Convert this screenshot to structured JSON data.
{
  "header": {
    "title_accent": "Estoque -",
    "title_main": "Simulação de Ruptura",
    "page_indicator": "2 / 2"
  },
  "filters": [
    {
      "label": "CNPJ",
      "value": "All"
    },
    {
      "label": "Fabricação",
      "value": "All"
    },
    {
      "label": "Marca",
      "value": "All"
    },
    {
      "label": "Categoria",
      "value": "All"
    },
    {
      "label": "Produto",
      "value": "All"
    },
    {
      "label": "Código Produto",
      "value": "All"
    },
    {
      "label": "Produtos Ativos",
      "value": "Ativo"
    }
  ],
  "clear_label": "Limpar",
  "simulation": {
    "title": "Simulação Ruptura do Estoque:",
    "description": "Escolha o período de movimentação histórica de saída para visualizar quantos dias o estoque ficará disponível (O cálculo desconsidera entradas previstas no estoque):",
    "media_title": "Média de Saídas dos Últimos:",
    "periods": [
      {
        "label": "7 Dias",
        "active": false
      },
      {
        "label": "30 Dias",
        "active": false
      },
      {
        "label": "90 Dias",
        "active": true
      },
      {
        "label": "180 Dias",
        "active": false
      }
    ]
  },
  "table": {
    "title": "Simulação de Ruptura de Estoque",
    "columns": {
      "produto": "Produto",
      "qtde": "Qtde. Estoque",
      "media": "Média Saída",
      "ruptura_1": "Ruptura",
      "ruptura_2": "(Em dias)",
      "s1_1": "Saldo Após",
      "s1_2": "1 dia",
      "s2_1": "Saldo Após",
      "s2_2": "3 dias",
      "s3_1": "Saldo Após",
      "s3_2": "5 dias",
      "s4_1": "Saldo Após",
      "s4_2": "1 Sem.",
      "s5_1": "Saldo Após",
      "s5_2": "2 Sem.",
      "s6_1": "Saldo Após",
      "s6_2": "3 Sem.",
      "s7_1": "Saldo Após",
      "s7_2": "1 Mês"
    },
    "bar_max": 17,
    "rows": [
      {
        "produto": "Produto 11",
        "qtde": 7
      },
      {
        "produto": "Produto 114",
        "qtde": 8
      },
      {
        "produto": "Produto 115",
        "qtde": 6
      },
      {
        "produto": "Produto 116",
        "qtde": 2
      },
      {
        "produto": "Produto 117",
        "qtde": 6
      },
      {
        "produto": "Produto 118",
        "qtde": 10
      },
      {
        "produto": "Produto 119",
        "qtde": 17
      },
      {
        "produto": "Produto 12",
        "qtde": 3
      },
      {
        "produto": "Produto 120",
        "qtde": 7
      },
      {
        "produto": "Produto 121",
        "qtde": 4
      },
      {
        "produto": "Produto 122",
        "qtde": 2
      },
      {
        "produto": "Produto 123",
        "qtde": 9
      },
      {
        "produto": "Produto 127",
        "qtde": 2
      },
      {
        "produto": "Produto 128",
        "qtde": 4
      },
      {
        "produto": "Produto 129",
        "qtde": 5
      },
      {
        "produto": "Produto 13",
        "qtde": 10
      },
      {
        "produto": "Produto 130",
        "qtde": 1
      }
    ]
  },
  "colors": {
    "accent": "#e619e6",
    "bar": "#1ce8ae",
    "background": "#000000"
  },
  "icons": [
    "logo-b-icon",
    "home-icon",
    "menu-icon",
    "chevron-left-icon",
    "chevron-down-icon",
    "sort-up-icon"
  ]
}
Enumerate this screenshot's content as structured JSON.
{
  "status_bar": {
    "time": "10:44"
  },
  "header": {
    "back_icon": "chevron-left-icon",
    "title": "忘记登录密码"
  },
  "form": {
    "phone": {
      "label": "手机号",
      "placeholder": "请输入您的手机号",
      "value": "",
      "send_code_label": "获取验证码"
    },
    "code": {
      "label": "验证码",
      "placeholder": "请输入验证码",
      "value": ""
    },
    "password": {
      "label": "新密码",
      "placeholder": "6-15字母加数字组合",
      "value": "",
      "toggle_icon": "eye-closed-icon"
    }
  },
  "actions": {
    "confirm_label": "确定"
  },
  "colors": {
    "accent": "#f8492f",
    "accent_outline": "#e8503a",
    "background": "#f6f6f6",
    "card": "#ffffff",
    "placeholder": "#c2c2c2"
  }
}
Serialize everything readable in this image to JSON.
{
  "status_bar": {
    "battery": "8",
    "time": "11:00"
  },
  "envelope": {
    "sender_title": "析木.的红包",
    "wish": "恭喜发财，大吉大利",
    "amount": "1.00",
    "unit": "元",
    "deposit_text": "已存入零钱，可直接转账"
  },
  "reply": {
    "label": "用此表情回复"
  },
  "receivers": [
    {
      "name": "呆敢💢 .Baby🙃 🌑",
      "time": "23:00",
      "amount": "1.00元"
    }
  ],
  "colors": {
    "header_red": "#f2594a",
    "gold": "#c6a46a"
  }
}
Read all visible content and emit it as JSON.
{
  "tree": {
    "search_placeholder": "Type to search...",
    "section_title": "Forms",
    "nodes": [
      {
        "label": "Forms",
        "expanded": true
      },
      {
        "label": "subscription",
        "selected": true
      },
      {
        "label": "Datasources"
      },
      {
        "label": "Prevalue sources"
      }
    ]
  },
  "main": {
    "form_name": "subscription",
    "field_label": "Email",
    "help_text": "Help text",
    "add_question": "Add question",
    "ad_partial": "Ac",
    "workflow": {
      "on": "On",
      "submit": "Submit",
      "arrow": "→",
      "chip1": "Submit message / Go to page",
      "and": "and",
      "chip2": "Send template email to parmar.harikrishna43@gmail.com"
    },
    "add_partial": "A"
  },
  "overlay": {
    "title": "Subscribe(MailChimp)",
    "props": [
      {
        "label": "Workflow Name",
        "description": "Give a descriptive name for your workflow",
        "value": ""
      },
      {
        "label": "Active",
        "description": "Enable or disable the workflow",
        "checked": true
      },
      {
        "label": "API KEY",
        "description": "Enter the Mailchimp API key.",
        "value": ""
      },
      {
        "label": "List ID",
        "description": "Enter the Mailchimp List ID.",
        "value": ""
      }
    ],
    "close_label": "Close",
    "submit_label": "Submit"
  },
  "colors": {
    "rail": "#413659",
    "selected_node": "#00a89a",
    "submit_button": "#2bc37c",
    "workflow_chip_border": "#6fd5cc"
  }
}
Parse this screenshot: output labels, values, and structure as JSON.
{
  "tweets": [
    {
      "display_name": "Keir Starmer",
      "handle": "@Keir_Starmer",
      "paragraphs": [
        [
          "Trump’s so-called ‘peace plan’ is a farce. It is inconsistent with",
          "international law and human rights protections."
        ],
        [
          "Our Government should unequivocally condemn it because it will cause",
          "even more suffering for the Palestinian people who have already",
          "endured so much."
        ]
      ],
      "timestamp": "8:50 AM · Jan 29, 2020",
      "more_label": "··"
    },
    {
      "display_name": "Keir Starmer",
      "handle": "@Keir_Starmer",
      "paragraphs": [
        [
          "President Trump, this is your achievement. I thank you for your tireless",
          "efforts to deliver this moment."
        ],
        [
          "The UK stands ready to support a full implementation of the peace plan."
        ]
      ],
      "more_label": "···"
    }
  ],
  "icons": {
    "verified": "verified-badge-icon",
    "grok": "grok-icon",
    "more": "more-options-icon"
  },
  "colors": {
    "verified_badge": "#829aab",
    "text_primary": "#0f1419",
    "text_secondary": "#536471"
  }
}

WHAT THE EXERCISE ASKS
Extract each line holding the string "screenshot".

EXERCISE RESPONSE
Convert this screenshot to structured JSON data.
Enumerate this screenshot's content as structured JSON.
Parse this screenshot: output labels, values, and structure as JSON.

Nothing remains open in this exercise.